== The problem ==
Copy out each line that has "JSON" in it.

* Start Material shown *

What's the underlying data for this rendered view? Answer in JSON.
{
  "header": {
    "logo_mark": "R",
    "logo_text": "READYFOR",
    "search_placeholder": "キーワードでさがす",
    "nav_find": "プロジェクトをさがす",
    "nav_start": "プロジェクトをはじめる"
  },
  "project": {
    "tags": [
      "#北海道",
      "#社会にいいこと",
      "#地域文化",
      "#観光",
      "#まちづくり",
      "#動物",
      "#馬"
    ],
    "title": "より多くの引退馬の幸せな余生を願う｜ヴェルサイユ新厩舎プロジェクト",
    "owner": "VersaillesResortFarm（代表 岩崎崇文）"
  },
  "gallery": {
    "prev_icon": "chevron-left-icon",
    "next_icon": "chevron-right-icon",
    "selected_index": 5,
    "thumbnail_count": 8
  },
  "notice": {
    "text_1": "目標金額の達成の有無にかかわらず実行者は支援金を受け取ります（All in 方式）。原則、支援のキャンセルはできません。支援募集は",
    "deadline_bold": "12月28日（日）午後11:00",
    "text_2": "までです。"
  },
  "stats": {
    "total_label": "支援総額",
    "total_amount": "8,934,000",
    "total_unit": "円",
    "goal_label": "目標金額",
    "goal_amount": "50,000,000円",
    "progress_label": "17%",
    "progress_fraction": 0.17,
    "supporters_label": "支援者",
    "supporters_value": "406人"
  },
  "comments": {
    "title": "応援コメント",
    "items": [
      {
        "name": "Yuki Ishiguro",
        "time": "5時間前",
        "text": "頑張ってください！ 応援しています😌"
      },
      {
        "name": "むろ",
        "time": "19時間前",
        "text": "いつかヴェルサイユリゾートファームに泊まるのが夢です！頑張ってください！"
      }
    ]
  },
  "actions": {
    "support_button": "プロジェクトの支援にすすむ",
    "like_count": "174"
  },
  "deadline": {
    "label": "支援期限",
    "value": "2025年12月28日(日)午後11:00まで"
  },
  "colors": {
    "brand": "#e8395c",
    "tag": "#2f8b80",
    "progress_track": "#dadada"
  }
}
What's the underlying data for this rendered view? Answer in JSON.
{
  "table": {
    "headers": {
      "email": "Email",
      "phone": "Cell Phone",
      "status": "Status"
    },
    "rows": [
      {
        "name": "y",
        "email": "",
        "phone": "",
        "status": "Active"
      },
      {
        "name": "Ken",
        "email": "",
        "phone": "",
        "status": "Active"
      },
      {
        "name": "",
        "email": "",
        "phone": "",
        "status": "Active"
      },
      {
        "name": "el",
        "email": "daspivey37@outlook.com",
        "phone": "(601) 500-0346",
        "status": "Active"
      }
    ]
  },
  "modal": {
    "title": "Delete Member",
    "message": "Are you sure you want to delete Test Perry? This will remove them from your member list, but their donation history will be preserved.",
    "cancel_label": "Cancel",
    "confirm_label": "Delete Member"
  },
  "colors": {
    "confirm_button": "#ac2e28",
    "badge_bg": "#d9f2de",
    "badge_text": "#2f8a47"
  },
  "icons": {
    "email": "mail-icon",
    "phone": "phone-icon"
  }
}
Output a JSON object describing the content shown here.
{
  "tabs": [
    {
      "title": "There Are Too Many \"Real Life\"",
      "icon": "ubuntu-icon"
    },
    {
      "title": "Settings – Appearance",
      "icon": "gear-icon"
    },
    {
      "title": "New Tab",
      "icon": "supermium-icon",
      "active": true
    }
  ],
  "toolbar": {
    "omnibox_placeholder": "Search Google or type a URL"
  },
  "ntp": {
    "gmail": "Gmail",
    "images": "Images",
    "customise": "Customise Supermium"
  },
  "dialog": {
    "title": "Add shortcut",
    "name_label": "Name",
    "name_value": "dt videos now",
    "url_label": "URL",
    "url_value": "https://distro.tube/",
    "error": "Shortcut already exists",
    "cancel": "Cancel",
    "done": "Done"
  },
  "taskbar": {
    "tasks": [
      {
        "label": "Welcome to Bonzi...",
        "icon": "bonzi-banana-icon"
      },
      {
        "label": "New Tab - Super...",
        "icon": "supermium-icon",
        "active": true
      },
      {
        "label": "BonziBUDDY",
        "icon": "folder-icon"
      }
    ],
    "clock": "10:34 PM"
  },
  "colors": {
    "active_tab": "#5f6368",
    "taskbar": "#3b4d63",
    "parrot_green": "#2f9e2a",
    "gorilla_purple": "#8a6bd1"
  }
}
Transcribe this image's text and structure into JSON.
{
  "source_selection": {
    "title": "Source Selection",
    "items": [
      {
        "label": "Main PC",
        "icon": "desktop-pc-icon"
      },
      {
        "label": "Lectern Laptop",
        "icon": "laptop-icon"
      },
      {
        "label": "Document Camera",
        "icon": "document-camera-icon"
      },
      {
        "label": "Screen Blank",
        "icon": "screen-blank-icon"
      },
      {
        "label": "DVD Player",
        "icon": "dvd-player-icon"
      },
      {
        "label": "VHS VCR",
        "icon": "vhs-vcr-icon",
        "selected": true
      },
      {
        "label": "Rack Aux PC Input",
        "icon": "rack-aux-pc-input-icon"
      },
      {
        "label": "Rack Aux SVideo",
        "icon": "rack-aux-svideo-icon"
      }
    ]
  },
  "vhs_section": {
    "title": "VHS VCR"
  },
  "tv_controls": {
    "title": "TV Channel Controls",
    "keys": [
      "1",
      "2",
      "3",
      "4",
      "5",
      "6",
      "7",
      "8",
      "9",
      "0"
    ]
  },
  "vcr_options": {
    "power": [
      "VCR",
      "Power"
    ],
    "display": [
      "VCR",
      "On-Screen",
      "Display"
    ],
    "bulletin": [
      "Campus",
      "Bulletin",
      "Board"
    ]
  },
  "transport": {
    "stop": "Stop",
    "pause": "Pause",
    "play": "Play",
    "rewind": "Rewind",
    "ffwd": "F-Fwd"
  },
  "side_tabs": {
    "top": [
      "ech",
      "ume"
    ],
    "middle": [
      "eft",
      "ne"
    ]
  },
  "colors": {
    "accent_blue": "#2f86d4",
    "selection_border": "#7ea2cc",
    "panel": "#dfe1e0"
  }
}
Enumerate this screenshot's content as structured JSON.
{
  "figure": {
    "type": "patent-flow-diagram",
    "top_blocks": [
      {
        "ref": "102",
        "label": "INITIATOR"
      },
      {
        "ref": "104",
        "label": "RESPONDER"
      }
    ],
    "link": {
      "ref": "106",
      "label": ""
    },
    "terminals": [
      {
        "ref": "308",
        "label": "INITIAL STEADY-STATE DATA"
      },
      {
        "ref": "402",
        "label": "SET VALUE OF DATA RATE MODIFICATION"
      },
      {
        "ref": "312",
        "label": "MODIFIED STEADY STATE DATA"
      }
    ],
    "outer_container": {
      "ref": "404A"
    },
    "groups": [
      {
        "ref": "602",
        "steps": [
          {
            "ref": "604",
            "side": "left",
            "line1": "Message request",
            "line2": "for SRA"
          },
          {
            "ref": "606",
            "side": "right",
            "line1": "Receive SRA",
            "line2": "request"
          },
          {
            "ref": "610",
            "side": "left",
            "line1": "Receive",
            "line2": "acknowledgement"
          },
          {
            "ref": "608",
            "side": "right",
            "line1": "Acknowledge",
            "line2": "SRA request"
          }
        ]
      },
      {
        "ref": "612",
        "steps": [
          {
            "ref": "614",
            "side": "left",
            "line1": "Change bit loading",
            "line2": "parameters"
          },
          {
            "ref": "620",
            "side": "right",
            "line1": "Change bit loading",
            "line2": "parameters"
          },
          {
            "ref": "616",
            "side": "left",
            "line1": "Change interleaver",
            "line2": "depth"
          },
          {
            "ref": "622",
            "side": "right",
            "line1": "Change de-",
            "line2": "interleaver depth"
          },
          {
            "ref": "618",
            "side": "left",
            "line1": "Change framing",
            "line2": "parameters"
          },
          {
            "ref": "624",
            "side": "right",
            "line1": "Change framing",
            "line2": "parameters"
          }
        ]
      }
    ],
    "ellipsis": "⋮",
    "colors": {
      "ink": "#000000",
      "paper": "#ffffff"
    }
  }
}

* End Material shown *

== Response to the task ==
What's the underlying data for this rendered view? Answer in JSON.
What's the underlying data for this rendered view? Answer in JSON.
Output a JSON object describing the content shown here.
Transcribe this image's text and structure into JSON.
Enumerate this screenshot's content as structured JSON.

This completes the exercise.